╔══

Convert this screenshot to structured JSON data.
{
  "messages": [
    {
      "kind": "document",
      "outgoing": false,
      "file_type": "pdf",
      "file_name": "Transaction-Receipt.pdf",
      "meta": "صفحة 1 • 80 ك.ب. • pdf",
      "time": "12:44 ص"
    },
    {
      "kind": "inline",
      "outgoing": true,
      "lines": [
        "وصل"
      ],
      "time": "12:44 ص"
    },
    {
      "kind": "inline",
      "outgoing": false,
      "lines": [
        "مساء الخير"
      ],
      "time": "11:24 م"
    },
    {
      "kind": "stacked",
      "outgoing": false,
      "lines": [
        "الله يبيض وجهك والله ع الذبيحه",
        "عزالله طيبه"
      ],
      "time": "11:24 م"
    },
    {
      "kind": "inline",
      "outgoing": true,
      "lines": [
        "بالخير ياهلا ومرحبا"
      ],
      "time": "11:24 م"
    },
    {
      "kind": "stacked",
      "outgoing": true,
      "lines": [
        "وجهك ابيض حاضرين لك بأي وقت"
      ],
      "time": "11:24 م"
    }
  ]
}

╚══

• **Task brief**: Your task is to return the full listing exactly as it was given.

• **Solved exercise**:
Convert this screenshot to structured JSON data.
{
  "messages": [
    {
      "kind": "document",
      "outgoing": false,
      "file_type": "pdf",
      "file_name": "Transaction-Receipt.pdf",
      "meta": "صفحة 1 • 80 ك.ب. • pdf",
      "time": "12:44 ص"
    },
    {
      "kind": "inline",
      "outgoing": true,
      "lines": [
        "وصل"
      ],
      "time": "12:44 ص"
    },
    {
      "kind": "inline",
      "outgoing": false,
      "lines": [
        "مساء الخير"
      ],
      "time": "11:24 م"
    },
    {
      "kind": "stacked",
      "outgoing": false,
      "lines": [
        "الله يبيض وجهك والله ع الذبيحه",
        "عزالله طيبه"
      ],
      "time": "11:24 م"
    },
    {
      "kind": "inline",
      "outgoing": true,
      "lines": [
        "بالخير ياهلا ومرحبا"
      ],
      "time": "11:24 م"
    },
    {
      "kind": "stacked",
      "outgoing": true,
      "lines": [
        "وجهك ابيض حاضرين لك بأي وقت"
      ],
      "time": "11:24 م"
    }
  ]
}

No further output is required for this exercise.